Input material -
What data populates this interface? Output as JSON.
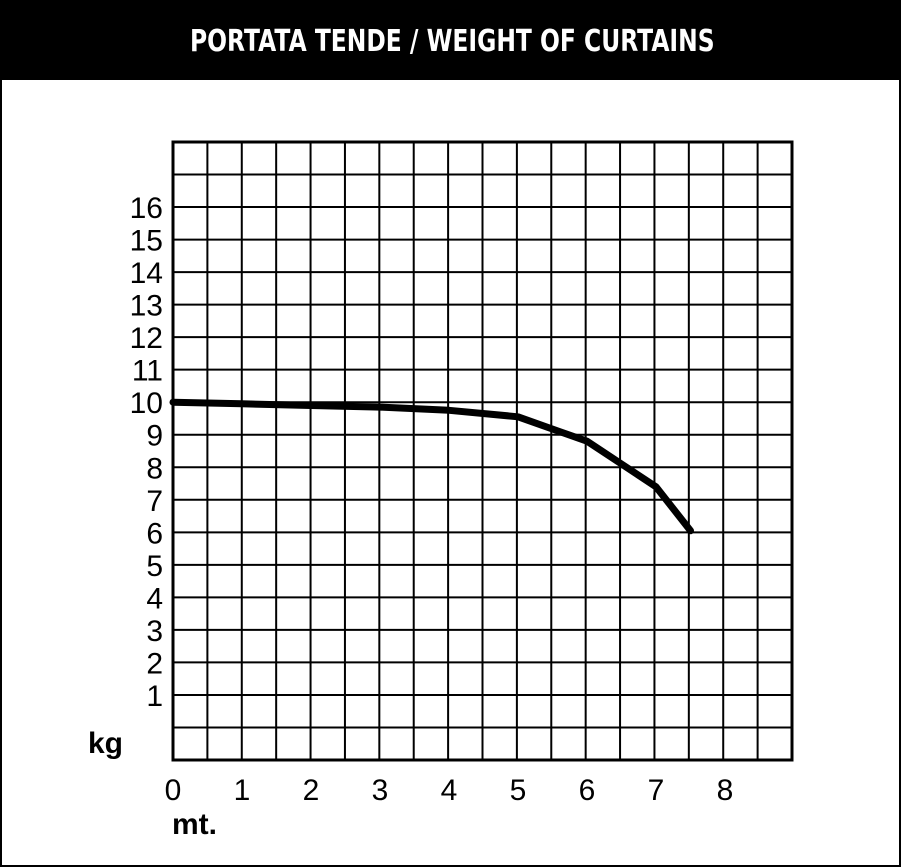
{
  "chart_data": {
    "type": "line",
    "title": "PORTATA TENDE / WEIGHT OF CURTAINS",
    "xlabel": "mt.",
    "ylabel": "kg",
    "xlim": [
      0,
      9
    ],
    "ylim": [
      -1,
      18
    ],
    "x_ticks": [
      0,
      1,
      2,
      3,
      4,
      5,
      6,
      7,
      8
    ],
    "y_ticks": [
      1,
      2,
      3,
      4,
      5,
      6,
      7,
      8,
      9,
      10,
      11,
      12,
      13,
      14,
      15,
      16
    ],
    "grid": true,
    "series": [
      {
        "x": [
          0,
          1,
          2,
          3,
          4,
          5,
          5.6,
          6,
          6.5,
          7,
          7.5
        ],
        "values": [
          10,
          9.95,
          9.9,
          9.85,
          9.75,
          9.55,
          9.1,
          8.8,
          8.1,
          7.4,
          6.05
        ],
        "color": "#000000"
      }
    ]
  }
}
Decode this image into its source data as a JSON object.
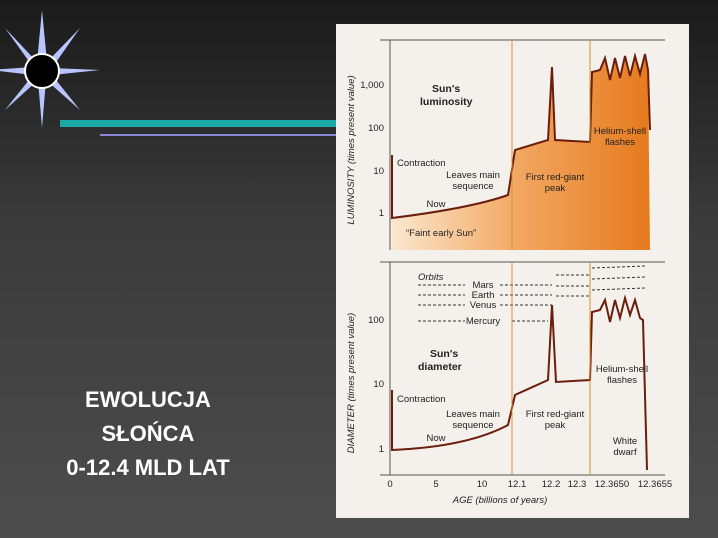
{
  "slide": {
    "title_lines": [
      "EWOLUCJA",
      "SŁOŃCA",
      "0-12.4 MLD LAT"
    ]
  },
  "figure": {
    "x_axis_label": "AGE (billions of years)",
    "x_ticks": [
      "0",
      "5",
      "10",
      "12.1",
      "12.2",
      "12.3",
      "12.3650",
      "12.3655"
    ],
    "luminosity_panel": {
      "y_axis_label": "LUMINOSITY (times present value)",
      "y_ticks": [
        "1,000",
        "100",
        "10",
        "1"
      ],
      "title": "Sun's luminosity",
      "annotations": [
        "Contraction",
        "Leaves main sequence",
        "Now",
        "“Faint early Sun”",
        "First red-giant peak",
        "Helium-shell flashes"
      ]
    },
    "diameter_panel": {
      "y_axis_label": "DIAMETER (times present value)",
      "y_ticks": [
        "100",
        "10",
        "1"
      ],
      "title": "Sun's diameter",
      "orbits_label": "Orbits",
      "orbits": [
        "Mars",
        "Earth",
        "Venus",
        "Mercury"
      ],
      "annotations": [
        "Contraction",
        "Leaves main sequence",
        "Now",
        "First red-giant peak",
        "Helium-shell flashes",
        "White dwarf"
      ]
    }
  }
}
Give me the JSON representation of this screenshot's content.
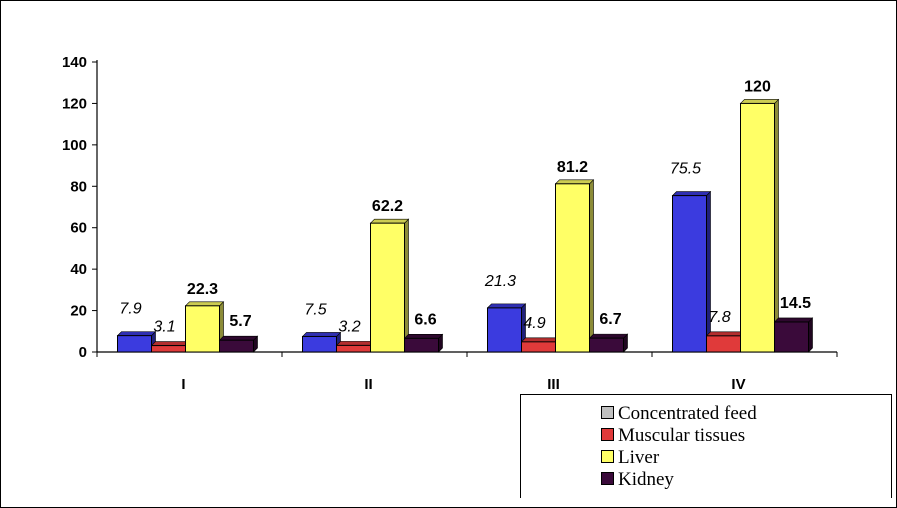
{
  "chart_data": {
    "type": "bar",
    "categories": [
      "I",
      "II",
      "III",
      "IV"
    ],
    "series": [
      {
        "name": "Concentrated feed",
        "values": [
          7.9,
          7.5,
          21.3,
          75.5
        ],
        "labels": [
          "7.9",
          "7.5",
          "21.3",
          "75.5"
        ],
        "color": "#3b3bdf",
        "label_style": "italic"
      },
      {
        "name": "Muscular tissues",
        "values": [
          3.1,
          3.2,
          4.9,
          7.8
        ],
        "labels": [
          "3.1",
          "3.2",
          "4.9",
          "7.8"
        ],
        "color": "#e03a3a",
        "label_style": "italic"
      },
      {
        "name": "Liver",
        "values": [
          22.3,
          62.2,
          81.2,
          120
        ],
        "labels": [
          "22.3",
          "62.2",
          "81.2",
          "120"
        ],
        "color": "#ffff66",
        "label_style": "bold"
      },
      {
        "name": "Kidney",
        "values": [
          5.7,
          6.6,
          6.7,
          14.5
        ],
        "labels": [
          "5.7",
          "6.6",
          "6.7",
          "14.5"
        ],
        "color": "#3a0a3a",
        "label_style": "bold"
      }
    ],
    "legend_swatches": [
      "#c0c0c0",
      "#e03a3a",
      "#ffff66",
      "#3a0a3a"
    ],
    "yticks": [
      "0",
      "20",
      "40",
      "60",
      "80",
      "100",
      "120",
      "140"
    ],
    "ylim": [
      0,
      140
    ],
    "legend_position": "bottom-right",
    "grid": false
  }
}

What you have to do -
Without the pictures, restate all the entries above exactly.

Answer to the exercise -
What data populates this interface? Output as JSON.
{
  "chart_data": {
    "type": "line",
    "title": "PORTATA TENDE / WEIGHT OF CURTAINS",
    "xlabel": "mt.",
    "ylabel": "kg",
    "xlim": [
      0,
      9
    ],
    "ylim": [
      -1,
      18
    ],
    "x_ticks": [
      0,
      1,
      2,
      3,
      4,
      5,
      6,
      7,
      8
    ],
    "y_ticks": [
      1,
      2,
      3,
      4,
      5,
      6,
      7,
      8,
      9,
      10,
      11,
      12,
      13,
      14,
      15,
      16
    ],
    "grid": true,
    "series": [
      {
        "x": [
          0,
          1,
          2,
          3,
          4,
          5,
          5.6,
          6,
          6.5,
          7,
          7.5
        ],
        "values": [
          10,
          9.95,
          9.9,
          9.85,
          9.75,
          9.55,
          9.1,
          8.8,
          8.1,
          7.4,
          6.05
        ],
        "color": "#000000"
      }
    ]
  }
}
Decode this image into its source data as a JSON object.
{
  "slide": {
    "title_lines": [
      "EWOLUCJA",
      "SŁOŃCA",
      "0-12.4 MLD LAT"
    ]
  },
  "figure": {
    "x_axis_label": "AGE (billions of years)",
    "x_ticks": [
      "0",
      "5",
      "10",
      "12.1",
      "12.2",
      "12.3",
      "12.3650",
      "12.3655"
    ],
    "luminosity_panel": {
      "y_axis_label": "LUMINOSITY (times present value)",
      "y_ticks": [
        "1,000",
        "100",
        "10",
        "1"
      ],
      "title": "Sun's luminosity",
      "annotations": [
        "Contraction",
        "Leaves main sequence",
        "Now",
        "“Faint early Sun”",
        "First red-giant peak",
        "Helium-shell flashes"
      ]
    },
    "diameter_panel": {
      "y_axis_label": "DIAMETER (times present value)",
      "y_ticks": [
        "100",
        "10",
        "1"
      ],
      "title": "Sun's diameter",
      "orbits_label": "Orbits",
      "orbits": [
        "Mars",
        "Earth",
        "Venus",
        "Mercury"
      ],
      "annotations": [
        "Contraction",
        "Leaves main sequence",
        "Now",
        "First red-giant peak",
        "Helium-shell flashes",
        "White dwarf"
      ]
    }
  }
}
Give me the JSON representation of this screenshot's content.
{
  "chart_data": {
    "type": "bar",
    "categories": [
      "I",
      "II",
      "III",
      "IV"
    ],
    "series": [
      {
        "name": "Concentrated feed",
        "values": [
          7.9,
          7.5,
          21.3,
          75.5
        ],
        "labels": [
          "7.9",
          "7.5",
          "21.3",
          "75.5"
        ],
        "color": "#3b3bdf",
        "label_style": "italic"
      },
      {
        "name": "Muscular tissues",
        "values": [
          3.1,
          3.2,
          4.9,
          7.8
        ],
        "labels": [
          "3.1",
          "3.2",
          "4.9",
          "7.8"
        ],
        "color": "#e03a3a",
        "label_style": "italic"
      },
      {
        "name": "Liver",
        "values": [
          22.3,
          62.2,
          81.2,
          120
        ],
        "labels": [
          "22.3",
          "62.2",
          "81.2",
          "120"
        ],
        "color": "#ffff66",
        "label_style": "bold"
      },
      {
        "name": "Kidney",
        "values": [
          5.7,
          6.6,
          6.7,
          14.5
        ],
        "labels": [
          "5.7",
          "6.6",
          "6.7",
          "14.5"
        ],
        "color": "#3a0a3a",
        "label_style": "bold"
      }
    ],
    "legend_swatches": [
      "#c0c0c0",
      "#e03a3a",
      "#ffff66",
      "#3a0a3a"
    ],
    "yticks": [
      "0",
      "20",
      "40",
      "60",
      "80",
      "100",
      "120",
      "140"
    ],
    "ylim": [
      0,
      140
    ],
    "legend_position": "bottom-right",
    "grid": false
  }
}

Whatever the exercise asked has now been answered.